- EXERCISE
Copy out all lines that hold "title".
============
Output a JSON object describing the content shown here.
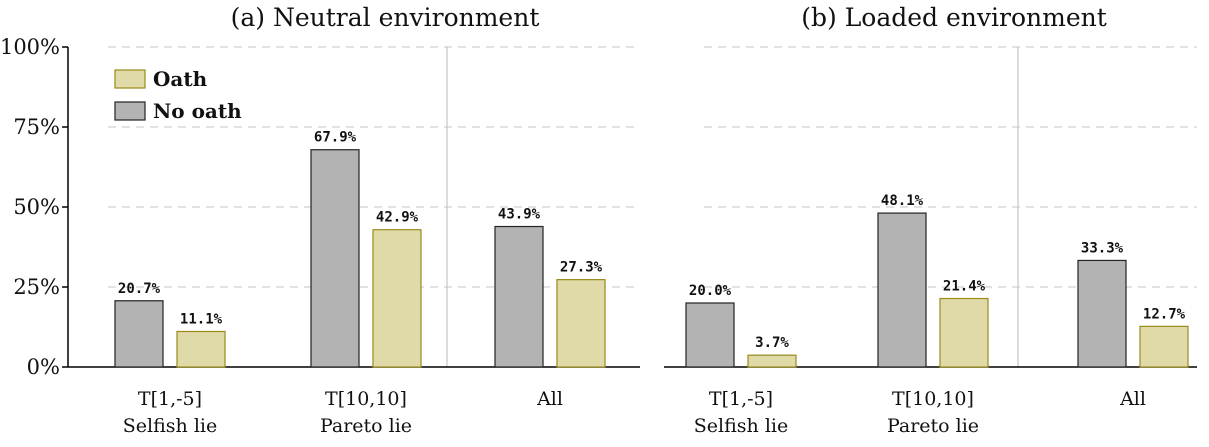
{
  "chart_data": [
    {
      "type": "bar",
      "title": "(a) Neutral environment",
      "categories": [
        [
          "T[1,-5]",
          "Selfish lie"
        ],
        [
          "T[10,10]",
          "Pareto lie"
        ],
        [
          "All"
        ]
      ],
      "series": [
        {
          "name": "No oath",
          "values": [
            20.7,
            67.9,
            43.9
          ],
          "labels": [
            "20.7%",
            "67.9%",
            "43.9%"
          ],
          "color": "#b3b3b3",
          "stroke": "#222222"
        },
        {
          "name": "Oath",
          "values": [
            11.1,
            42.9,
            27.3
          ],
          "labels": [
            "11.1%",
            "42.9%",
            "27.3%"
          ],
          "color": "#e0d9a8",
          "stroke": "#9a8a1a"
        }
      ],
      "ylim": [
        0,
        100
      ],
      "yticks": [
        "0%",
        "25%",
        "50%",
        "75%",
        "100%"
      ],
      "ytick_values": [
        0,
        25,
        50,
        75,
        100
      ],
      "grid": true,
      "legend": "top-left"
    },
    {
      "type": "bar",
      "title": "(b) Loaded environment",
      "categories": [
        [
          "T[1,-5]",
          "Selfish lie"
        ],
        [
          "T[10,10]",
          "Pareto lie"
        ],
        [
          "All"
        ]
      ],
      "series": [
        {
          "name": "No oath",
          "values": [
            20.0,
            48.1,
            33.3
          ],
          "labels": [
            "20.0%",
            "48.1%",
            "33.3%"
          ],
          "color": "#b3b3b3",
          "stroke": "#222222"
        },
        {
          "name": "Oath",
          "values": [
            3.7,
            21.4,
            12.7
          ],
          "labels": [
            "3.7%",
            "21.4%",
            "12.7%"
          ],
          "color": "#e0d9a8",
          "stroke": "#9a8a1a"
        }
      ],
      "ylim": [
        0,
        100
      ],
      "grid": true
    }
  ],
  "legend": {
    "items": [
      {
        "label": "Oath",
        "color": "#e0d9a8",
        "stroke": "#9a8a1a"
      },
      {
        "label": "No oath",
        "color": "#b3b3b3",
        "stroke": "#222222"
      }
    ]
  }
}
============
- EXERCISE RESULT
      "title": "(a) Neutral environment",
      "title": "(b) Loaded environment",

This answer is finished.